• **Short problem**:
Gather from the listing below each line that includes the word "Widgets", and copy it.

+ + +

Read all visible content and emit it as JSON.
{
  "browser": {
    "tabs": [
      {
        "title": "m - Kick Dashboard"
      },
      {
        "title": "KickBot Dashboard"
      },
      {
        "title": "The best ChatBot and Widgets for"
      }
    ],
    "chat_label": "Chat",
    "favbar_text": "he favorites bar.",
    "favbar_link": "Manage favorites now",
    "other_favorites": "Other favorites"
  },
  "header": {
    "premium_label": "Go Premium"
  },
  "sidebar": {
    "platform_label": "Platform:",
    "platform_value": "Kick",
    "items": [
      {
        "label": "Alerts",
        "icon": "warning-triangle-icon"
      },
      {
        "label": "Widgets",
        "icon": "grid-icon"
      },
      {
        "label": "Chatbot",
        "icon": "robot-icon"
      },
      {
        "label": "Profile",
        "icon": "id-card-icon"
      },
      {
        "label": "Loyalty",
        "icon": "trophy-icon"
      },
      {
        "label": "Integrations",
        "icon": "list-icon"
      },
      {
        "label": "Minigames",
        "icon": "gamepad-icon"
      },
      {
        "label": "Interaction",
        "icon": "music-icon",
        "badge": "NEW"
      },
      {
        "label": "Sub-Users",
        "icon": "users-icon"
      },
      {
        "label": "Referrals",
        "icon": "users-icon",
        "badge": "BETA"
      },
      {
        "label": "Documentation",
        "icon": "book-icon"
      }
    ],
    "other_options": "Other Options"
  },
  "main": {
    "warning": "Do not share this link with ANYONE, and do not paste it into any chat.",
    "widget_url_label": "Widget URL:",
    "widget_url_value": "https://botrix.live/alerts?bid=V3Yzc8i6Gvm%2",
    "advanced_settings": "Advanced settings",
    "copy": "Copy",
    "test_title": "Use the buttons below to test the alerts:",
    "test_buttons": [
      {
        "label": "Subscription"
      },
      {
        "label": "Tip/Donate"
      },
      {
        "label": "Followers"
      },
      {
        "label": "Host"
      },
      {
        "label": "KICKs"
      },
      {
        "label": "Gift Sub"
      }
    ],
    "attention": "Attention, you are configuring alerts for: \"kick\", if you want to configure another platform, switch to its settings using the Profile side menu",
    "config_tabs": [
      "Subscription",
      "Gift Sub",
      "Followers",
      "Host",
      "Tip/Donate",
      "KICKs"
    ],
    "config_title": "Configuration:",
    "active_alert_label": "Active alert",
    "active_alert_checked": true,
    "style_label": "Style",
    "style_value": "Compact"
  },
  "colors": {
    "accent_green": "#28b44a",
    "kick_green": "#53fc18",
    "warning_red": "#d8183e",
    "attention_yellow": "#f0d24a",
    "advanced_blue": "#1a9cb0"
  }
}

+ + +

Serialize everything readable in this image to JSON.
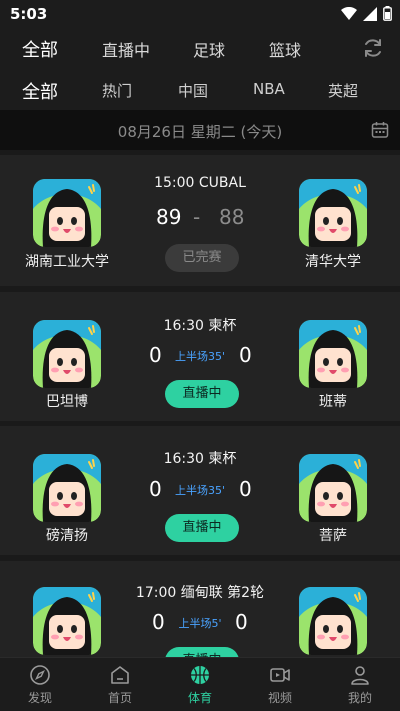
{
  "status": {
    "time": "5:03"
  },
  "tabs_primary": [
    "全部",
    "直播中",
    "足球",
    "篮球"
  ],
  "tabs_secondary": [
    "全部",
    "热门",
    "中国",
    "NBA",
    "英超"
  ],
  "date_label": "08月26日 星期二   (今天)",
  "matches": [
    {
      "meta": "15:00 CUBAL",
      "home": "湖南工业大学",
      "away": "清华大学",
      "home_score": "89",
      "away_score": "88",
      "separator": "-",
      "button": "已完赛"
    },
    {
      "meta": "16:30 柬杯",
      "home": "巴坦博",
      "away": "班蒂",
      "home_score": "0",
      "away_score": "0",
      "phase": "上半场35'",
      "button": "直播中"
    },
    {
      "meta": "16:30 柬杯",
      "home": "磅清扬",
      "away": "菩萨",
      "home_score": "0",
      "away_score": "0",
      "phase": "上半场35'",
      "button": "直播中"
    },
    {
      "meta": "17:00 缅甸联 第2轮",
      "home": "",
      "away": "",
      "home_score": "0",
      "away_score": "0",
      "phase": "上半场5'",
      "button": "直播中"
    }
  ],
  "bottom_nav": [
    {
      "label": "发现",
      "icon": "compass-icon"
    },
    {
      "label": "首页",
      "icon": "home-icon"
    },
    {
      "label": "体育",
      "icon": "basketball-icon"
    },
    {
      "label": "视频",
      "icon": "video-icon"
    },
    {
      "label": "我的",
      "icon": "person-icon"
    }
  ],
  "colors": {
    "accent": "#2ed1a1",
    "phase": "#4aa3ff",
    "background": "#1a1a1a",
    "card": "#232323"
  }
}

+ + +

• **Result below**:
        "title": "The best ChatBot and Widgets for"
        "label": "Widgets",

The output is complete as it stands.